DIRECTION:
Every line of the material is to be repeated exactly as it stands.

STORED DATA:
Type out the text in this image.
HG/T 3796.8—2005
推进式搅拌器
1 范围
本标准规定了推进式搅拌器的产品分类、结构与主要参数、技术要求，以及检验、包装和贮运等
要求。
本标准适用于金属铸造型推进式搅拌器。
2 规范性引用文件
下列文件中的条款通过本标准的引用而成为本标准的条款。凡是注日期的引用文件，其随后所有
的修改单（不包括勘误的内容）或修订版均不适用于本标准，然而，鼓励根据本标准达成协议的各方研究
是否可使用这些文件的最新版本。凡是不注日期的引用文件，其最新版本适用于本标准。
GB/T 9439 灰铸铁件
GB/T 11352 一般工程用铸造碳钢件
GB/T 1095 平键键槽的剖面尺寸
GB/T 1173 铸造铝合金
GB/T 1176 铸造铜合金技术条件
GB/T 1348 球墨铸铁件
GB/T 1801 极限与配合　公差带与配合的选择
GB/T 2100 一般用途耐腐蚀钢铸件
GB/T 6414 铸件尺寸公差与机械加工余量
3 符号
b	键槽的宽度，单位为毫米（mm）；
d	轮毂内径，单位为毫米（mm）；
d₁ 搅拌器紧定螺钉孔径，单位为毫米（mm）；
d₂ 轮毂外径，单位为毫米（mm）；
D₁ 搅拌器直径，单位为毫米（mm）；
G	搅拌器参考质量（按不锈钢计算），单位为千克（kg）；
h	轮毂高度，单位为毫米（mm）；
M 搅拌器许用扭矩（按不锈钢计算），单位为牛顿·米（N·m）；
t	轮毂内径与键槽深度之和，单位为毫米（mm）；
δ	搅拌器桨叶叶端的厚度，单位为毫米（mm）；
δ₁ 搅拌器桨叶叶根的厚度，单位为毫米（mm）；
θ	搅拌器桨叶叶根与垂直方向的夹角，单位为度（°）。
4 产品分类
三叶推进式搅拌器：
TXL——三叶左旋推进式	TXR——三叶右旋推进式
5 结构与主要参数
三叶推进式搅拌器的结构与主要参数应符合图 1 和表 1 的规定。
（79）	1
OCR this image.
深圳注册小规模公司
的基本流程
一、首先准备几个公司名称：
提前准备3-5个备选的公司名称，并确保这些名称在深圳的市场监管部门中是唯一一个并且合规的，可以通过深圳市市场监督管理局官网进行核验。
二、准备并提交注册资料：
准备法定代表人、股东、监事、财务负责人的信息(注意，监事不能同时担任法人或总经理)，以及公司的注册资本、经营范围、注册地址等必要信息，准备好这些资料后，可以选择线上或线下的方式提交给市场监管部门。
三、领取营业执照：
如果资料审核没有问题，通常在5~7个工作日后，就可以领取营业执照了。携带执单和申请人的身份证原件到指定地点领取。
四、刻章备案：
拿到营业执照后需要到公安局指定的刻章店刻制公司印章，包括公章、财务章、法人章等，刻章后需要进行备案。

RESULT OF THIS TASK:
Type out the text in this image.
HG/T 3796.8—2005
推进式搅拌器
1 范围
本标准规定了推进式搅拌器的产品分类、结构与主要参数、技术要求，以及检验、包装和贮运等
要求。
本标准适用于金属铸造型推进式搅拌器。
2 规范性引用文件
下列文件中的条款通过本标准的引用而成为本标准的条款。凡是注日期的引用文件，其随后所有
的修改单（不包括勘误的内容）或修订版均不适用于本标准，然而，鼓励根据本标准达成协议的各方研究
是否可使用这些文件的最新版本。凡是不注日期的引用文件，其最新版本适用于本标准。
GB/T 9439 灰铸铁件
GB/T 11352 一般工程用铸造碳钢件
GB/T 1095 平键键槽的剖面尺寸
GB/T 1173 铸造铝合金
GB/T 1176 铸造铜合金技术条件
GB/T 1348 球墨铸铁件
GB/T 1801 极限与配合　公差带与配合的选择
GB/T 2100 一般用途耐腐蚀钢铸件
GB/T 6414 铸件尺寸公差与机械加工余量
3 符号
b	键槽的宽度，单位为毫米（mm）；
d	轮毂内径，单位为毫米（mm）；
d₁ 搅拌器紧定螺钉孔径，单位为毫米（mm）；
d₂ 轮毂外径，单位为毫米（mm）；
D₁ 搅拌器直径，单位为毫米（mm）；
G	搅拌器参考质量（按不锈钢计算），单位为千克（kg）；
h	轮毂高度，单位为毫米（mm）；
M 搅拌器许用扭矩（按不锈钢计算），单位为牛顿·米（N·m）；
t	轮毂内径与键槽深度之和，单位为毫米（mm）；
δ	搅拌器桨叶叶端的厚度，单位为毫米（mm）；
δ₁ 搅拌器桨叶叶根的厚度，单位为毫米（mm）；
θ	搅拌器桨叶叶根与垂直方向的夹角，单位为度（°）。
4 产品分类
三叶推进式搅拌器：
TXL——三叶左旋推进式	TXR——三叶右旋推进式
5 结构与主要参数
三叶推进式搅拌器的结构与主要参数应符合图 1 和表 1 的规定。
（79）	1
OCR this image.
深圳注册小规模公司
的基本流程
一、首先准备几个公司名称：
提前准备3-5个备选的公司名称，并确保这些名称在深圳的市场监管部门中是唯一一个并且合规的，可以通过深圳市市场监督管理局官网进行核验。
二、准备并提交注册资料：
准备法定代表人、股东、监事、财务负责人的信息(注意，监事不能同时担任法人或总经理)，以及公司的注册资本、经营范围、注册地址等必要信息，准备好这些资料后，可以选择线上或线下的方式提交给市场监管部门。
三、领取营业执照：
如果资料审核没有问题，通常在5~7个工作日后，就可以领取营业执照了。携带执单和申请人的身份证原件到指定地点领取。
四、刻章备案：
拿到营业执照后需要到公安局指定的刻章店刻制公司印章，包括公章、财务章、法人章等，刻章后需要进行备案。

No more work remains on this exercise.